Please edit the items below, changing "delete-forever-icon" to "trash-icon" wherever it appears and leaving everything else unchanged.

=== Materials provided ===

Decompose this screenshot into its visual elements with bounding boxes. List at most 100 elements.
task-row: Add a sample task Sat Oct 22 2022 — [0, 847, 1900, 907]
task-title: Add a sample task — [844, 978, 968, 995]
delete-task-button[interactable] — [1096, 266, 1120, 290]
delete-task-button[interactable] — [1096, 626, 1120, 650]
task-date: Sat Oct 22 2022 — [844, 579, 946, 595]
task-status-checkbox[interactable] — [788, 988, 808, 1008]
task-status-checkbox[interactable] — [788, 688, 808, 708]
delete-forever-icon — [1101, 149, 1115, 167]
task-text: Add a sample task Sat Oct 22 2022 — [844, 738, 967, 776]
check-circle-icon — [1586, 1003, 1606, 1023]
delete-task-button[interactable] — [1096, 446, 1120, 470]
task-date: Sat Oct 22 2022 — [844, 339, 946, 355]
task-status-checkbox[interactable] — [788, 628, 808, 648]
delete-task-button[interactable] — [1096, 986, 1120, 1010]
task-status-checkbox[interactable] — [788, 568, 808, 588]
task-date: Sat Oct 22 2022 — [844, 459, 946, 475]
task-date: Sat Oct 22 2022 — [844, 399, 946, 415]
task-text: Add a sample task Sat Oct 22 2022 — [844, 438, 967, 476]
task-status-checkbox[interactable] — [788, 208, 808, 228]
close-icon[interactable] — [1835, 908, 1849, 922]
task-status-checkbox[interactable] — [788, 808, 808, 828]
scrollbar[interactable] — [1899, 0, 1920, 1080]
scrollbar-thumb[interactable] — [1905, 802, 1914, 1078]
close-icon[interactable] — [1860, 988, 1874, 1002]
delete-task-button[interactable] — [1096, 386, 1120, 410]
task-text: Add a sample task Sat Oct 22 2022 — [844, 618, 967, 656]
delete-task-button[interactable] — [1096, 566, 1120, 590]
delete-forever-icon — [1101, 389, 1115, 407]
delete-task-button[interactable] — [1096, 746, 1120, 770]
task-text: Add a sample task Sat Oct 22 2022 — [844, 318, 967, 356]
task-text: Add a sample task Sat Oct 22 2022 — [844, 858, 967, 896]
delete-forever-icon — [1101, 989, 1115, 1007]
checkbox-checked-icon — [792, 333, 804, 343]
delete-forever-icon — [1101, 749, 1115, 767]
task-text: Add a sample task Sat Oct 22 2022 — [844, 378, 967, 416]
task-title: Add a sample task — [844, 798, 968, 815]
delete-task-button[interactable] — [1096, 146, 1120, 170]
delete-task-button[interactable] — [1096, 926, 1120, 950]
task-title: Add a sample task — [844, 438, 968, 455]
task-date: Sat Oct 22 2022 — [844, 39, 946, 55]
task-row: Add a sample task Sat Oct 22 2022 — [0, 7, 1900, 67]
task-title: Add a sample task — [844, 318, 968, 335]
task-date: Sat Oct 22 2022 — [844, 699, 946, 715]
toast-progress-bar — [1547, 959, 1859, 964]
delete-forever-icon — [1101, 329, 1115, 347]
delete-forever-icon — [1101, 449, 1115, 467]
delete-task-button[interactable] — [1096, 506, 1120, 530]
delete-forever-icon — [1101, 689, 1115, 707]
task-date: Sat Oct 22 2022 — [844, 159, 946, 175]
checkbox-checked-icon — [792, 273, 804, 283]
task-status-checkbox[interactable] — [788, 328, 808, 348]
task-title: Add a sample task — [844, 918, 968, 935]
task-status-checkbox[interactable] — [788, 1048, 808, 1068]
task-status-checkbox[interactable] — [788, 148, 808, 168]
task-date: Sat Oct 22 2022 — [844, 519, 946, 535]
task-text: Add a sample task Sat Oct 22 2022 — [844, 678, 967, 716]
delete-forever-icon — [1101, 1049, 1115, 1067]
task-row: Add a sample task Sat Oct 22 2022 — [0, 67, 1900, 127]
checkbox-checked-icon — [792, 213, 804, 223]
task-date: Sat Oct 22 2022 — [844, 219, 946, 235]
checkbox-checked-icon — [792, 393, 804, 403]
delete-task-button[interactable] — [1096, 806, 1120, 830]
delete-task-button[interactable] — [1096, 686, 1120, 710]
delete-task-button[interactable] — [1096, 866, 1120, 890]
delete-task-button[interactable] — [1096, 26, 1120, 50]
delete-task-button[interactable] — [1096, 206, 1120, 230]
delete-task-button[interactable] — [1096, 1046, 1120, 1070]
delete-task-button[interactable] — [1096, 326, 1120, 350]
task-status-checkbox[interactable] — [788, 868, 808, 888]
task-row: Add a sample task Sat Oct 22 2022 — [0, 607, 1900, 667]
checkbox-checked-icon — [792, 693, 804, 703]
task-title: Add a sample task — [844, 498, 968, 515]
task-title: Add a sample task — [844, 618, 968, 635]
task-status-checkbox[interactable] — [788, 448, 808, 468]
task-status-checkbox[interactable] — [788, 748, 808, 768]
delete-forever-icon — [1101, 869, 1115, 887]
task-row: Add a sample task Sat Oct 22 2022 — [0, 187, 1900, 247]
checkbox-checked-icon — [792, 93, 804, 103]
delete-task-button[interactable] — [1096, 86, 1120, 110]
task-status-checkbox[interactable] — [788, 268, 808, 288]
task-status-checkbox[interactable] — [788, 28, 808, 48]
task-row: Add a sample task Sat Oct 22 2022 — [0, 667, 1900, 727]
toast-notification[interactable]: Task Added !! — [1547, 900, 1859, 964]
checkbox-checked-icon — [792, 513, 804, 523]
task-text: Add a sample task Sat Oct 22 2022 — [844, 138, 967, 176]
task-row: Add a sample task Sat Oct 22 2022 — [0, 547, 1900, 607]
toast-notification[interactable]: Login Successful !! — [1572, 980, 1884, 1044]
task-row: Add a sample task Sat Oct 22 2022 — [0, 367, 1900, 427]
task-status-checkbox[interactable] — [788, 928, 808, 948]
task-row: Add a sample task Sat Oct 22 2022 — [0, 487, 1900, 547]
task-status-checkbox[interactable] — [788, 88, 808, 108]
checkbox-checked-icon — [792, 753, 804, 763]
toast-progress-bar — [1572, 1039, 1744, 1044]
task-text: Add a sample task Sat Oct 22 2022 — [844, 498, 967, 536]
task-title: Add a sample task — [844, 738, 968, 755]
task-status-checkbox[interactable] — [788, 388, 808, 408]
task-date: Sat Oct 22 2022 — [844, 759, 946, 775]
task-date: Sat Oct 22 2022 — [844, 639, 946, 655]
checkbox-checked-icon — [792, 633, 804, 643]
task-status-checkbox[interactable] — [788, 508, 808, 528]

===

■ Answer to this problem:
Decompose this screenshot into its visual elements with bounding boxes. List at most 100 elements.
task-row: Add a sample task Sat Oct 22 2022 — [0, 847, 1900, 907]
task-title: Add a sample task — [844, 978, 968, 995]
delete-task-button[interactable] — [1096, 266, 1120, 290]
delete-task-button[interactable] — [1096, 626, 1120, 650]
task-date: Sat Oct 22 2022 — [844, 579, 946, 595]
task-status-checkbox[interactable] — [788, 988, 808, 1008]
task-status-checkbox[interactable] — [788, 688, 808, 708]
trash-icon — [1101, 149, 1115, 167]
task-text: Add a sample task Sat Oct 22 2022 — [844, 738, 967, 776]
check-circle-icon — [1586, 1003, 1606, 1023]
delete-task-button[interactable] — [1096, 446, 1120, 470]
task-date: Sat Oct 22 2022 — [844, 339, 946, 355]
task-status-checkbox[interactable] — [788, 628, 808, 648]
delete-task-button[interactable] — [1096, 986, 1120, 1010]
task-status-checkbox[interactable] — [788, 568, 808, 588]
task-date: Sat Oct 22 2022 — [844, 459, 946, 475]
task-date: Sat Oct 22 2022 — [844, 399, 946, 415]
task-text: Add a sample task Sat Oct 22 2022 — [844, 438, 967, 476]
task-status-checkbox[interactable] — [788, 208, 808, 228]
close-icon[interactable] — [1835, 908, 1849, 922]
task-status-checkbox[interactable] — [788, 808, 808, 828]
scrollbar[interactable] — [1899, 0, 1920, 1080]
scrollbar-thumb[interactable] — [1905, 802, 1914, 1078]
close-icon[interactable] — [1860, 988, 1874, 1002]
delete-task-button[interactable] — [1096, 386, 1120, 410]
task-text: Add a sample task Sat Oct 22 2022 — [844, 618, 967, 656]
delete-task-button[interactable] — [1096, 566, 1120, 590]
trash-icon — [1101, 389, 1115, 407]
delete-task-button[interactable] — [1096, 746, 1120, 770]
task-text: Add a sample task Sat Oct 22 2022 — [844, 318, 967, 356]
task-text: Add a sample task Sat Oct 22 2022 — [844, 858, 967, 896]
trash-icon — [1101, 989, 1115, 1007]
checkbox-checked-icon — [792, 333, 804, 343]
trash-icon — [1101, 749, 1115, 767]
task-text: Add a sample task Sat Oct 22 2022 — [844, 378, 967, 416]
task-title: Add a sample task — [844, 798, 968, 815]
delete-task-button[interactable] — [1096, 146, 1120, 170]
delete-task-button[interactable] — [1096, 926, 1120, 950]
task-title: Add a sample task — [844, 438, 968, 455]
task-date: Sat Oct 22 2022 — [844, 39, 946, 55]
task-row: Add a sample task Sat Oct 22 2022 — [0, 7, 1900, 67]
task-title: Add a sample task — [844, 318, 968, 335]
task-date: Sat Oct 22 2022 — [844, 699, 946, 715]
toast-progress-bar — [1547, 959, 1859, 964]
trash-icon — [1101, 329, 1115, 347]
trash-icon — [1101, 449, 1115, 467]
delete-task-button[interactable] — [1096, 506, 1120, 530]
trash-icon — [1101, 689, 1115, 707]
task-date: Sat Oct 22 2022 — [844, 159, 946, 175]
checkbox-checked-icon — [792, 273, 804, 283]
task-status-checkbox[interactable] — [788, 328, 808, 348]
task-title: Add a sample task — [844, 918, 968, 935]
task-status-checkbox[interactable] — [788, 1048, 808, 1068]
task-status-checkbox[interactable] — [788, 148, 808, 168]
task-date: Sat Oct 22 2022 — [844, 519, 946, 535]
task-text: Add a sample task Sat Oct 22 2022 — [844, 678, 967, 716]
trash-icon — [1101, 1049, 1115, 1067]
task-row: Add a sample task Sat Oct 22 2022 — [0, 67, 1900, 127]
checkbox-checked-icon — [792, 213, 804, 223]
task-date: Sat Oct 22 2022 — [844, 219, 946, 235]
checkbox-checked-icon — [792, 393, 804, 403]
delete-task-button[interactable] — [1096, 806, 1120, 830]
delete-task-button[interactable] — [1096, 686, 1120, 710]
delete-task-button[interactable] — [1096, 866, 1120, 890]
delete-task-button[interactable] — [1096, 26, 1120, 50]
delete-task-button[interactable] — [1096, 206, 1120, 230]
delete-task-button[interactable] — [1096, 1046, 1120, 1070]
delete-task-button[interactable] — [1096, 326, 1120, 350]
task-status-checkbox[interactable] — [788, 868, 808, 888]
task-row: Add a sample task Sat Oct 22 2022 — [0, 607, 1900, 667]
checkbox-checked-icon — [792, 693, 804, 703]
task-title: Add a sample task — [844, 498, 968, 515]
task-title: Add a sample task — [844, 618, 968, 635]
task-status-checkbox[interactable] — [788, 448, 808, 468]
task-status-checkbox[interactable] — [788, 748, 808, 768]
trash-icon — [1101, 869, 1115, 887]
task-row: Add a sample task Sat Oct 22 2022 — [0, 187, 1900, 247]
checkbox-checked-icon — [792, 93, 804, 103]
delete-task-button[interactable] — [1096, 86, 1120, 110]
task-status-checkbox[interactable] — [788, 268, 808, 288]
task-status-checkbox[interactable] — [788, 28, 808, 48]
task-row: Add a sample task Sat Oct 22 2022 — [0, 667, 1900, 727]
toast-notification[interactable]: Task Added !! — [1547, 900, 1859, 964]
checkbox-checked-icon — [792, 513, 804, 523]
task-text: Add a sample task Sat Oct 22 2022 — [844, 138, 967, 176]
task-row: Add a sample task Sat Oct 22 2022 — [0, 547, 1900, 607]
toast-notification[interactable]: Login Successful !! — [1572, 980, 1884, 1044]
task-row: Add a sample task Sat Oct 22 2022 — [0, 367, 1900, 427]
task-status-checkbox[interactable] — [788, 928, 808, 948]
task-row: Add a sample task Sat Oct 22 2022 — [0, 487, 1900, 547]
task-status-checkbox[interactable] — [788, 88, 808, 108]
checkbox-checked-icon — [792, 753, 804, 763]
toast-progress-bar — [1572, 1039, 1744, 1044]
task-text: Add a sample task Sat Oct 22 2022 — [844, 498, 967, 536]
task-title: Add a sample task — [844, 738, 968, 755]
task-status-checkbox[interactable] — [788, 388, 808, 408]
task-date: Sat Oct 22 2022 — [844, 759, 946, 775]
task-date: Sat Oct 22 2022 — [844, 639, 946, 655]
checkbox-checked-icon — [792, 633, 804, 643]
task-status-checkbox[interactable] — [788, 508, 808, 528]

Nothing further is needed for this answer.